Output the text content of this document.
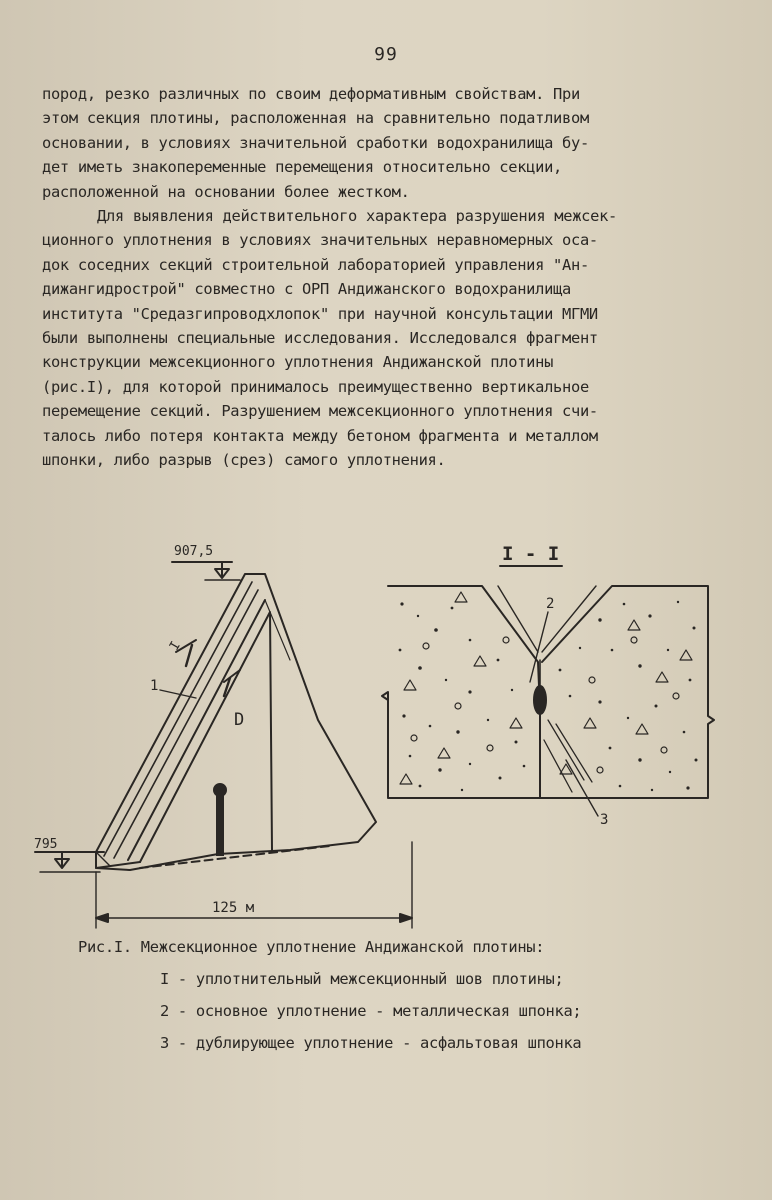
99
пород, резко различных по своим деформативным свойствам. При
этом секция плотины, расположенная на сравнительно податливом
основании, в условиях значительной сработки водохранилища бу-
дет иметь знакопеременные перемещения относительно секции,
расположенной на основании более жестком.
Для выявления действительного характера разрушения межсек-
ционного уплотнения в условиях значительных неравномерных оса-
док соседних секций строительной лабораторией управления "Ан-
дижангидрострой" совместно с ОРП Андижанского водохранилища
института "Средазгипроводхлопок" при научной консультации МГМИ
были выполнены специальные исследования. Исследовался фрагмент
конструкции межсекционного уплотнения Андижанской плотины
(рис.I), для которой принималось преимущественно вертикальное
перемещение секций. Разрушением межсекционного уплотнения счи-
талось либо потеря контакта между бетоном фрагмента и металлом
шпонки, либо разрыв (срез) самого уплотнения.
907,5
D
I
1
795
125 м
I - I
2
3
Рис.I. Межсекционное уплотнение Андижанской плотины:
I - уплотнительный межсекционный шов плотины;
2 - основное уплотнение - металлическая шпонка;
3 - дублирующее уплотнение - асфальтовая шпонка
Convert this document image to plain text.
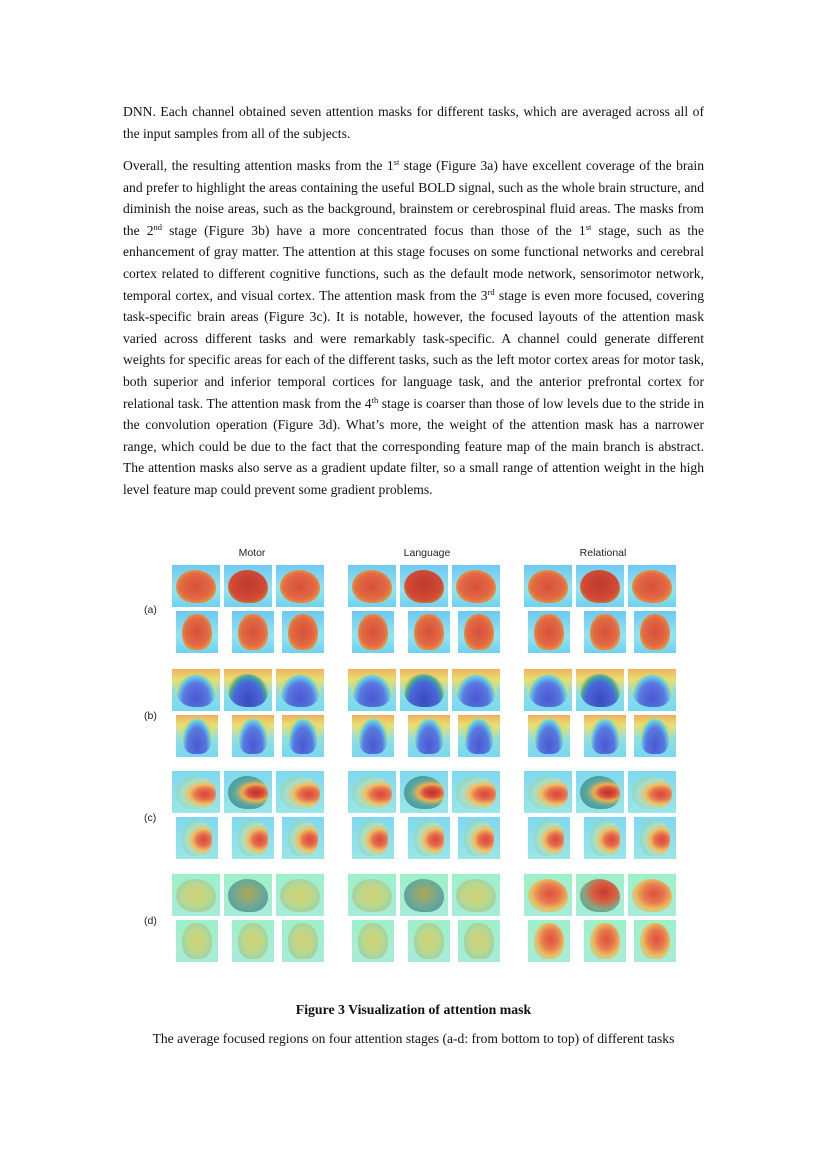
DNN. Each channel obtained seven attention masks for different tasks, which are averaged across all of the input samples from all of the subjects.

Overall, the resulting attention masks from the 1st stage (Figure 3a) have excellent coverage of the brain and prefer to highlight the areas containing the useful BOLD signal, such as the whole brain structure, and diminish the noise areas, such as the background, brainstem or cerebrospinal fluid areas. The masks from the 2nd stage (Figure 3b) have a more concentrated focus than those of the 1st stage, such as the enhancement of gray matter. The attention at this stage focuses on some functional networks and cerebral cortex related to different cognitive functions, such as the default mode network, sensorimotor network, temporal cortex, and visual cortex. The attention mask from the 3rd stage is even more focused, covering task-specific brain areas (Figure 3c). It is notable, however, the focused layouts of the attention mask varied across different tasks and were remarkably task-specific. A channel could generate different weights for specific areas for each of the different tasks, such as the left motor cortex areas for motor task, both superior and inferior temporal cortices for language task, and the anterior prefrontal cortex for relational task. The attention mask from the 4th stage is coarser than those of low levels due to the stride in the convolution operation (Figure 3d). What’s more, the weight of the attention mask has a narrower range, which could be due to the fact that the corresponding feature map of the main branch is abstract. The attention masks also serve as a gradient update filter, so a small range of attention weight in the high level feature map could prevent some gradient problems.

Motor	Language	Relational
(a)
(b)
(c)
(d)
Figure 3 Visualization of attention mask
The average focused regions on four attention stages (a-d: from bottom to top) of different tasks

#### Given instruction:
Transcribe each line above verbatim, with the pictures left out.

#### Task response:
Output the text content of this document.
99
пород, резко различных по своим деформативным свойствам. При
этом секция плотины, расположенная на сравнительно податливом
основании, в условиях значительной сработки водохранилища бу-
дет иметь знакопеременные перемещения относительно секции,
расположенной на основании более жестком.
Для выявления действительного характера разрушения межсек-
ционного уплотнения в условиях значительных неравномерных оса-
док соседних секций строительной лабораторией управления "Ан-
дижангидрострой" совместно с ОРП Андижанского водохранилища
института "Средазгипроводхлопок" при научной консультации МГМИ
были выполнены специальные исследования. Исследовался фрагмент
конструкции межсекционного уплотнения Андижанской плотины
(рис.I), для которой принималось преимущественно вертикальное
перемещение секций. Разрушением межсекционного уплотнения счи-
талось либо потеря контакта между бетоном фрагмента и металлом
шпонки, либо разрыв (срез) самого уплотнения.
907,5
D
I
1
795
125 м
I - I
2
3
Рис.I. Межсекционное уплотнение Андижанской плотины:
I - уплотнительный межсекционный шов плотины;
2 - основное уплотнение - металлическая шпонка;
3 - дублирующее уплотнение - асфальтовая шпонка
Convert this document image to plain text.
DNN. Each channel obtained seven attention masks for different tasks, which are averaged across all of the input samples from all of the subjects.

Overall, the resulting attention masks from the 1st stage (Figure 3a) have excellent coverage of the brain and prefer to highlight the areas containing the useful BOLD signal, such as the whole brain structure, and diminish the noise areas, such as the background, brainstem or cerebrospinal fluid areas. The masks from the 2nd stage (Figure 3b) have a more concentrated focus than those of the 1st stage, such as the enhancement of gray matter. The attention at this stage focuses on some functional networks and cerebral cortex related to different cognitive functions, such as the default mode network, sensorimotor network, temporal cortex, and visual cortex. The attention mask from the 3rd stage is even more focused, covering task-specific brain areas (Figure 3c). It is notable, however, the focused layouts of the attention mask varied across different tasks and were remarkably task-specific. A channel could generate different weights for specific areas for each of the different tasks, such as the left motor cortex areas for motor task, both superior and inferior temporal cortices for language task, and the anterior prefrontal cortex for relational task. The attention mask from the 4th stage is coarser than those of low levels due to the stride in the convolution operation (Figure 3d). What’s more, the weight of the attention mask has a narrower range, which could be due to the fact that the corresponding feature map of the main branch is abstract. The attention masks also serve as a gradient update filter, so a small range of attention weight in the high level feature map could prevent some gradient problems.

Motor	Language	Relational
(a)
(b)
(c)
(d)
Figure 3 Visualization of attention mask
The average focused regions on four attention stages (a-d: from bottom to top) of different tasks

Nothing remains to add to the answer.